Directions ▸ Gather all lines containing the string "life" and copy them out.

Dataset records ▸
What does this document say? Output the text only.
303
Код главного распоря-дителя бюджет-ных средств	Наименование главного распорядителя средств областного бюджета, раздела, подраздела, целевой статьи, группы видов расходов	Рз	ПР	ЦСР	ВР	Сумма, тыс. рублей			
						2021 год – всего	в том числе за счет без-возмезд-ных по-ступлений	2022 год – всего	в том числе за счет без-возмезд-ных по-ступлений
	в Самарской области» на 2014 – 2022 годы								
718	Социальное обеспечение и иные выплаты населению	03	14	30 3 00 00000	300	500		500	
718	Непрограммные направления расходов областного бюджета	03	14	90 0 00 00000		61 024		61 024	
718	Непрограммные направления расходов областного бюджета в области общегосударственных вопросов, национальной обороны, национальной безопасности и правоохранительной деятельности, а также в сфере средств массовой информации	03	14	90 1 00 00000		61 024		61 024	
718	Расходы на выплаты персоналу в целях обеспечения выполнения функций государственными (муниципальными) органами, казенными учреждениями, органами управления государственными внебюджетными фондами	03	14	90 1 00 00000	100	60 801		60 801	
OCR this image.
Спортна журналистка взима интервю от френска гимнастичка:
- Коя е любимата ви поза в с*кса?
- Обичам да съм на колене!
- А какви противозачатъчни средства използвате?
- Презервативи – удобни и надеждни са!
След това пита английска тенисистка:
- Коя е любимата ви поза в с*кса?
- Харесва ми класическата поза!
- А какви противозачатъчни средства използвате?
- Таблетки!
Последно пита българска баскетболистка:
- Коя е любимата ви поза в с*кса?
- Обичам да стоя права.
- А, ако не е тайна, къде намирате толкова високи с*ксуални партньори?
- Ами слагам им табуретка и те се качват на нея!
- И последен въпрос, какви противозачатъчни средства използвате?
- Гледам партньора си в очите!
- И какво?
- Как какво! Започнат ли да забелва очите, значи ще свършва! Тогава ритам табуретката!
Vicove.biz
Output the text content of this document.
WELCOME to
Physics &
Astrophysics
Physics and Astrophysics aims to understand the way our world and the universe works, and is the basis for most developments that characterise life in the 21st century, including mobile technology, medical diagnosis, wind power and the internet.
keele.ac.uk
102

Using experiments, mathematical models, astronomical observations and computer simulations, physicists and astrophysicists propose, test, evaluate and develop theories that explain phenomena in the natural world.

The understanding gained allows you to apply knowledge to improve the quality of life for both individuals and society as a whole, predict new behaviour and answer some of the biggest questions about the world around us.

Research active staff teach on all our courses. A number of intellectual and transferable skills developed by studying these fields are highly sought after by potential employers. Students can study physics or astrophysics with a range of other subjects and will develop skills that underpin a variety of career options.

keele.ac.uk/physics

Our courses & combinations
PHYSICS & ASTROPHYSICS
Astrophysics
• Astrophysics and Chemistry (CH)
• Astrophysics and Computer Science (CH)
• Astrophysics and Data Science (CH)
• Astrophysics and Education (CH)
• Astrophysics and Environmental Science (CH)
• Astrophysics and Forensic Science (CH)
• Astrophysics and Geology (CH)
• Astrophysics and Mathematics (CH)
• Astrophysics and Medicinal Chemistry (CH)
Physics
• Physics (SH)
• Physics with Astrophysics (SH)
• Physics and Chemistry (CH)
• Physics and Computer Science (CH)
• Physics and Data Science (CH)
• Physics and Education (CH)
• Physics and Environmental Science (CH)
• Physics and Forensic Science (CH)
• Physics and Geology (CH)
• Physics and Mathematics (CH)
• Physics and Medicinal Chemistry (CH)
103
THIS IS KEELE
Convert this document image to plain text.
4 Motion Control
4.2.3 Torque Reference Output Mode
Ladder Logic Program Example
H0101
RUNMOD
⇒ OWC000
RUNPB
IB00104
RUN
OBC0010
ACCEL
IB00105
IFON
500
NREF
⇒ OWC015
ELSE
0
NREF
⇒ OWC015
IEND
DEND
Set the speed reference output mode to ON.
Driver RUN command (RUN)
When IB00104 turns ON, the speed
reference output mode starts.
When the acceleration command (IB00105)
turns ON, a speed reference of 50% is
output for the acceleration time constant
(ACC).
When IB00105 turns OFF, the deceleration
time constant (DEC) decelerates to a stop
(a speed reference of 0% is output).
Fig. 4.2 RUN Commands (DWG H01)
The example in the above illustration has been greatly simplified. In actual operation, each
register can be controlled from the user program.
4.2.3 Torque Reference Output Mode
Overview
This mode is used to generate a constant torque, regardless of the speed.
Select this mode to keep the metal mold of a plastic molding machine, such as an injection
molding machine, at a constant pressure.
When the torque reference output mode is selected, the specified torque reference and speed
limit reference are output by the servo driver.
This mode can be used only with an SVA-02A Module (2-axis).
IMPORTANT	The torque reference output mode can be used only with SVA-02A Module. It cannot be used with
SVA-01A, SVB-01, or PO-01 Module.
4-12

The answer ▸
Physics and Astrophysics aims to understand the way our world and the universe works, and is the basis for most developments that characterise life in the 21st century, including mobile technology, medical diagnosis, wind power and the internet.
The understanding gained allows you to apply knowledge to improve the quality of life for both individuals and society as a whole, predict new behaviour and answer some of the biggest questions about the world around us.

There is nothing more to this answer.